### Objective
Gather from the listing below each line that includes the word "Martin", and copy it.

____

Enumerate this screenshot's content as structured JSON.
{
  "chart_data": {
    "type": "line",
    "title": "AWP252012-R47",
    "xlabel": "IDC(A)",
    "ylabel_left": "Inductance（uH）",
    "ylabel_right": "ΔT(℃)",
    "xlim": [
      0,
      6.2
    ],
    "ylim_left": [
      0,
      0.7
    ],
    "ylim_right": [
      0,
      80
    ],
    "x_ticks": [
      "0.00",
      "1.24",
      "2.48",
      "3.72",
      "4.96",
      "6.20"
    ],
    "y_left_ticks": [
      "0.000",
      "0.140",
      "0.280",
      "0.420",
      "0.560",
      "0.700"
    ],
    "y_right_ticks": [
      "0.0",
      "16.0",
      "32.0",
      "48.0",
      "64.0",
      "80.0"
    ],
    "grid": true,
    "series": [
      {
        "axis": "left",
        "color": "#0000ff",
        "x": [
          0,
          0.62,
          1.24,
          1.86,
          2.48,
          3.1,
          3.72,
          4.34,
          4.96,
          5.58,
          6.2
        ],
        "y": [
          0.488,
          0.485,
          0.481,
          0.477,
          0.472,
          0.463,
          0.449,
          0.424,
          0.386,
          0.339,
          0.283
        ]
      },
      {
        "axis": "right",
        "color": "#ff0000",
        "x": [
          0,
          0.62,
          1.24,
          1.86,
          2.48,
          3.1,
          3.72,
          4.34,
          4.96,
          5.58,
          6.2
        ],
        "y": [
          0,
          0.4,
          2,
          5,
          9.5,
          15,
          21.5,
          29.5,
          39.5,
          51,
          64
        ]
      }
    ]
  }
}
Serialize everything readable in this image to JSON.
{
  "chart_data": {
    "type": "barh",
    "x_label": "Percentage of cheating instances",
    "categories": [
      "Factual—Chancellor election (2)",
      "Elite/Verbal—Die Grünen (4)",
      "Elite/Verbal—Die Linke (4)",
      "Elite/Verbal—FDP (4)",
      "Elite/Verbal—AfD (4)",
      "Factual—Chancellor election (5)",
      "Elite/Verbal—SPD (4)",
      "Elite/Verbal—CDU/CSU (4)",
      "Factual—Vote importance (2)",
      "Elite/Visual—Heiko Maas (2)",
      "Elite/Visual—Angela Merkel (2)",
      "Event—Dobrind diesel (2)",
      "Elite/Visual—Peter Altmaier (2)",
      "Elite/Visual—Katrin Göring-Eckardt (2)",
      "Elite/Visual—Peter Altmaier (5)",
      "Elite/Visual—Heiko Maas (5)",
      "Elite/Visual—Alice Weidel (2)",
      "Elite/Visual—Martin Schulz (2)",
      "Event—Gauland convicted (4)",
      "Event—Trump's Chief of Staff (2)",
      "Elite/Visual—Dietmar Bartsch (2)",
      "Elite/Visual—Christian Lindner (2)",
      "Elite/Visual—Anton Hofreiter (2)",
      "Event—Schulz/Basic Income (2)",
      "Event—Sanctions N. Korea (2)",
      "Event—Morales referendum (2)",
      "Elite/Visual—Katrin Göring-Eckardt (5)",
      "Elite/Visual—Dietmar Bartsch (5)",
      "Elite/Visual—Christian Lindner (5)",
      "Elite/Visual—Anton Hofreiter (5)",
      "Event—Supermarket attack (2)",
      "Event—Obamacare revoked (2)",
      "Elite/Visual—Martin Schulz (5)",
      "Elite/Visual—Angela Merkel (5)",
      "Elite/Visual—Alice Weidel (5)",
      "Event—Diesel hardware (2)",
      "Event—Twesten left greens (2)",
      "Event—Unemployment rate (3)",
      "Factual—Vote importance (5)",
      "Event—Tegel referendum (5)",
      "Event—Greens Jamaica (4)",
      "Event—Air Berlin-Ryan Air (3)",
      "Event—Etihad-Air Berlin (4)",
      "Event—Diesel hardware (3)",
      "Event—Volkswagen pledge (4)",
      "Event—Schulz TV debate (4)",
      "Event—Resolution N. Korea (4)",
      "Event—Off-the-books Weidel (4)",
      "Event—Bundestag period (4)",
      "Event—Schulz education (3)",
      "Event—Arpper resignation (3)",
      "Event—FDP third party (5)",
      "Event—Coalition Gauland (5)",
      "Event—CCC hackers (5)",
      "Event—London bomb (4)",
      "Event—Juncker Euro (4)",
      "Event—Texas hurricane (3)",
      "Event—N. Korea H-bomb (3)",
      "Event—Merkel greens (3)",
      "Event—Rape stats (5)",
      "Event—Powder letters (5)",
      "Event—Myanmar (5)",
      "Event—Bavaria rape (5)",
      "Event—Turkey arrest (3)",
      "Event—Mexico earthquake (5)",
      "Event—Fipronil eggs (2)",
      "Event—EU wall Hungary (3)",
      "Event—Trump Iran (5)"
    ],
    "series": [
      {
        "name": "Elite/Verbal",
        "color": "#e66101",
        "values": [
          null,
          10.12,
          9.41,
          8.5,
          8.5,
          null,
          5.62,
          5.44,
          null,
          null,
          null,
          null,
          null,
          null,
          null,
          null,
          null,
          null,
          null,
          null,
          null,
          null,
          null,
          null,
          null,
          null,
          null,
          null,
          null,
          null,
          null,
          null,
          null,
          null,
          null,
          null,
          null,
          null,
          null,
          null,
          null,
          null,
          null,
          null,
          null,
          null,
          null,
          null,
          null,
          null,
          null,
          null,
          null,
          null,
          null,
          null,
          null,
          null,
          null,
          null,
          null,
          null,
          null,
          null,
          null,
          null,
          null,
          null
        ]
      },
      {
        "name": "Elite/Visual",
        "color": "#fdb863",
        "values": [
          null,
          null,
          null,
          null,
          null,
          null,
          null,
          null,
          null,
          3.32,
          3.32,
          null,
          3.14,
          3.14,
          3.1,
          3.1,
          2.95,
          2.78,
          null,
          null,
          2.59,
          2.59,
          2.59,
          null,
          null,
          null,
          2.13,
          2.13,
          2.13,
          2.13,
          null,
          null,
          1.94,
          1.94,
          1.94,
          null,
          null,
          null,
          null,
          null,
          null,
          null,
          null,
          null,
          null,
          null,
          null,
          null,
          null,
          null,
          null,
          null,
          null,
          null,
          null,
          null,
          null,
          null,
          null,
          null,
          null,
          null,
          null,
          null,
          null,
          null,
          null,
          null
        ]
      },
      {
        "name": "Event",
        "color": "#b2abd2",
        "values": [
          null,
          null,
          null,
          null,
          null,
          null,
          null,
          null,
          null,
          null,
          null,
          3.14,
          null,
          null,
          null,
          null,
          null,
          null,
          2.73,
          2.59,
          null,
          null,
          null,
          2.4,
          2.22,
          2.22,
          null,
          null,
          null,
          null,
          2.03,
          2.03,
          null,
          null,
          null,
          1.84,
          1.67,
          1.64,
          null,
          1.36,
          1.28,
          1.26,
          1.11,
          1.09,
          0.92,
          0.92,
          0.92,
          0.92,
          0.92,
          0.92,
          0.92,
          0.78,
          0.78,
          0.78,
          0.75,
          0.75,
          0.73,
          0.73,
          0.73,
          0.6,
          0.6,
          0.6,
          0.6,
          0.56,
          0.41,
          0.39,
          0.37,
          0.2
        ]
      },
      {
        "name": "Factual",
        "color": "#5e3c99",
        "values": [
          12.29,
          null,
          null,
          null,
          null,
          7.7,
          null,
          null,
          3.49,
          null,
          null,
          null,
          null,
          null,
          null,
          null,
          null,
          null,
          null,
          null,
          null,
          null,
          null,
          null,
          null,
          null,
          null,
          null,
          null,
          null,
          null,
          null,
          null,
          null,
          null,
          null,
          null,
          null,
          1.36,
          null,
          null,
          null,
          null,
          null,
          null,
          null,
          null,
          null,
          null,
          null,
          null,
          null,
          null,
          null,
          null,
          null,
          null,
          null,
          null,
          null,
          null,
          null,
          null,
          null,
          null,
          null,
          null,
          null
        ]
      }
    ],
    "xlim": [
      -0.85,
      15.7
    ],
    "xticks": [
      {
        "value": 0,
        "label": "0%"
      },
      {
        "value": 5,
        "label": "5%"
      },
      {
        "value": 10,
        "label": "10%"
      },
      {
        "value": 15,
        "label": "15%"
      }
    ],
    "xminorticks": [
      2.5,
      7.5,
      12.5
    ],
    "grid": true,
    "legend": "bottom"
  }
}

____

### Written answer
      "Elite/Visual—Martin Schulz (2)",
      "Elite/Visual—Martin Schulz (5)",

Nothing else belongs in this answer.